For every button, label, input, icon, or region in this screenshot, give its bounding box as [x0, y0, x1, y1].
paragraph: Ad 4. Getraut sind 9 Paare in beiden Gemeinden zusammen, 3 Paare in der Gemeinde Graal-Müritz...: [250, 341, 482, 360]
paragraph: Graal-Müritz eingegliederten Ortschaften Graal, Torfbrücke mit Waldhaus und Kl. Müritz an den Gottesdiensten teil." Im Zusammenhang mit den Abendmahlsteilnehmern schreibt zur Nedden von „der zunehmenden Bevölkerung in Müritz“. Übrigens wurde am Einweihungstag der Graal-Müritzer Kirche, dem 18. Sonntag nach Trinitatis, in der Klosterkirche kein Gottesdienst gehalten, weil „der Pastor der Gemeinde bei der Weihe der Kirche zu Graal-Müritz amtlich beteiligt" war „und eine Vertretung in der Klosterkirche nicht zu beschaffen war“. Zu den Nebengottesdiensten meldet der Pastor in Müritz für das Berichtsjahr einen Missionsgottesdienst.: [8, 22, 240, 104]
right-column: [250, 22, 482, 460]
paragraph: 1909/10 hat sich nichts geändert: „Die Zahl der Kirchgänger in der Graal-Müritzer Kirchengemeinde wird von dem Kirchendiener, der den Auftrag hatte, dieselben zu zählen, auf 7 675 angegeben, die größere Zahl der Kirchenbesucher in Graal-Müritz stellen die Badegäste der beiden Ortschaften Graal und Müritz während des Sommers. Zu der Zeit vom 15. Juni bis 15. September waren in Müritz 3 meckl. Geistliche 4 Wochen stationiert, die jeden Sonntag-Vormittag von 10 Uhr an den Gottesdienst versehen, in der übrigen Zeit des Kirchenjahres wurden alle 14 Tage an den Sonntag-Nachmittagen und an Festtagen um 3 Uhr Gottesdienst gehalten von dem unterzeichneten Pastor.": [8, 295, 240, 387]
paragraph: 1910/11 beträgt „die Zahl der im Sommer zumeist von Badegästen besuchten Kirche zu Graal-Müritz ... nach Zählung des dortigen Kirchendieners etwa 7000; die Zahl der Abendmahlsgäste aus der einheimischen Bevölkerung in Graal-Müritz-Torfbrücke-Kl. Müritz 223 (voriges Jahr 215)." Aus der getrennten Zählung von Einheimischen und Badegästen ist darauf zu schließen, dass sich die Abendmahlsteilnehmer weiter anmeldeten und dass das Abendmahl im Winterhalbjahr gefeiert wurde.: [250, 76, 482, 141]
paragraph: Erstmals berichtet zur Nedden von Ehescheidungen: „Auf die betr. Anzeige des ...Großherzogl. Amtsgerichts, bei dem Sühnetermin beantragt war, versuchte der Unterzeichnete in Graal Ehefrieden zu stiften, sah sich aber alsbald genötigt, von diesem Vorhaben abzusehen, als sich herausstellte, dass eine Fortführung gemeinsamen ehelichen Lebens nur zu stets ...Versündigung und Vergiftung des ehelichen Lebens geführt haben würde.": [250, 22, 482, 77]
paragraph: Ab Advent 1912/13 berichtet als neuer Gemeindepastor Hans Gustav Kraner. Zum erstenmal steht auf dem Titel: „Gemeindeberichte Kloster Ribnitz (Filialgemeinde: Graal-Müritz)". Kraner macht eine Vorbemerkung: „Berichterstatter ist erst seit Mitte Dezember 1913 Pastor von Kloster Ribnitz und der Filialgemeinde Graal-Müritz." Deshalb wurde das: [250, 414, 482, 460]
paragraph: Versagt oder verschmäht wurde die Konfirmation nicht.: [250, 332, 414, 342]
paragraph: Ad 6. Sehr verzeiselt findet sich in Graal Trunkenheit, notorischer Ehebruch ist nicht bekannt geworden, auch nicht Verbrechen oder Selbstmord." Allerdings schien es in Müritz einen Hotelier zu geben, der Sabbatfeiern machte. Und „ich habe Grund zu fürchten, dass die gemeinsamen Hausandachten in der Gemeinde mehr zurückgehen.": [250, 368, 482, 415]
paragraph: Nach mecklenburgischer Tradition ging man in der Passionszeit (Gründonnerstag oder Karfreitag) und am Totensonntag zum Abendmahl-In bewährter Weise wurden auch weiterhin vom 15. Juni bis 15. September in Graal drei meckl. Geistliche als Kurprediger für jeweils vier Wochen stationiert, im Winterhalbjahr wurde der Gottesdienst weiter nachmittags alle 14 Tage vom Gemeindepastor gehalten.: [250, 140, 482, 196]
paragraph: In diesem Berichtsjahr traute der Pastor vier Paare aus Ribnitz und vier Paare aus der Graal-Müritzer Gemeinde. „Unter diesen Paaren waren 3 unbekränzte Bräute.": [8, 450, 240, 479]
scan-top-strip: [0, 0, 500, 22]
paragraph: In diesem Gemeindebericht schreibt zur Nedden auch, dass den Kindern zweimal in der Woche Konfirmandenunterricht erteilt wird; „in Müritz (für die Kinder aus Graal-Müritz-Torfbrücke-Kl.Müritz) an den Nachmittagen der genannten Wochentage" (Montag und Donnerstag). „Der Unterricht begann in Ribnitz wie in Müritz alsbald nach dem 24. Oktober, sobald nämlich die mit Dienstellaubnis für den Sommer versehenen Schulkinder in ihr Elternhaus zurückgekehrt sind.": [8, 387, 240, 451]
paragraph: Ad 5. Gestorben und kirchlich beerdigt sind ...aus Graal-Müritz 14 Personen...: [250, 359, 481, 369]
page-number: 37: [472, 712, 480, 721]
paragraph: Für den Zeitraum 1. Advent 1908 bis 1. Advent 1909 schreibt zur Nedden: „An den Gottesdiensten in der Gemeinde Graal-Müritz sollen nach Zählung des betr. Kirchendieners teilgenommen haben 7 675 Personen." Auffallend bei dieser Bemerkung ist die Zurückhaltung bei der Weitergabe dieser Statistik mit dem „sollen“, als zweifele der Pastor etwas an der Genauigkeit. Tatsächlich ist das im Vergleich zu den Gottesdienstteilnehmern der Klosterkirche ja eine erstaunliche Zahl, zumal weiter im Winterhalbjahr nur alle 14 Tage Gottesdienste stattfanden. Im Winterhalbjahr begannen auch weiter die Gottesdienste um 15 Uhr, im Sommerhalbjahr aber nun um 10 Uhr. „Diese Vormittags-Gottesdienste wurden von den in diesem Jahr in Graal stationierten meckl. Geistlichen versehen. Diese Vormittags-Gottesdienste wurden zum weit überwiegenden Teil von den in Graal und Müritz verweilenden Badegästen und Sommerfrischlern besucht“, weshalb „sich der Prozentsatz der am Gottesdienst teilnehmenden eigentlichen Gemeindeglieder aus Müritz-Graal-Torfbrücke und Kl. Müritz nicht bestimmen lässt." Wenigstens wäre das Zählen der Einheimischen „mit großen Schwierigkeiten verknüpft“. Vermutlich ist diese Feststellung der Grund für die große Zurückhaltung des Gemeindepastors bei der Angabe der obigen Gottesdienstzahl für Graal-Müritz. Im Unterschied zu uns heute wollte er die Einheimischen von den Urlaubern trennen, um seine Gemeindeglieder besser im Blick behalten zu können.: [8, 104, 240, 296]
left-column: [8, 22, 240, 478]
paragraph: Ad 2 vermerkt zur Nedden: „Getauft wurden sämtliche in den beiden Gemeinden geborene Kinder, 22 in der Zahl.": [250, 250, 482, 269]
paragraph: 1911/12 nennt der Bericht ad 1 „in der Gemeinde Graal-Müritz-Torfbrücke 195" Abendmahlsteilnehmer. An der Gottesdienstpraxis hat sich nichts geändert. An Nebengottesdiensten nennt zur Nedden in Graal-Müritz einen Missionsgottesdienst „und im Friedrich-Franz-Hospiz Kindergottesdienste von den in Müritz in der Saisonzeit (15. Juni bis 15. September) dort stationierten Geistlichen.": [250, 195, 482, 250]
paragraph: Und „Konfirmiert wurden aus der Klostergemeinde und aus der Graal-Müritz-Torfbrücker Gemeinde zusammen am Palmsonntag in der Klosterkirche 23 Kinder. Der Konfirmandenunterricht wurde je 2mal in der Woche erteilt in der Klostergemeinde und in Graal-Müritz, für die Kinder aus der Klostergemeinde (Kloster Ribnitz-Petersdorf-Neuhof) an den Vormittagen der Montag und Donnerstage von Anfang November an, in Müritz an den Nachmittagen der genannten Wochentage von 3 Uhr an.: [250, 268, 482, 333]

○ ○ ○ ○ ○

Try it:
Look through the entries above. Copy each line in which the string "Paare" occurs.

Output for this exercise:
paragraph: Ad 4. Getraut sind 9 Paare in beiden Gemeinden zusammen, 3 Paare in der Gemeinde Graal-Müritz...: [250, 341, 482, 360]
paragraph: In diesem Berichtsjahr traute der Pastor vier Paare aus Ribnitz und vier Paare aus der Graal-Müritzer Gemeinde. „Unter diesen Paaren waren 3 unbekränzte Bräute.": [8, 450, 240, 479]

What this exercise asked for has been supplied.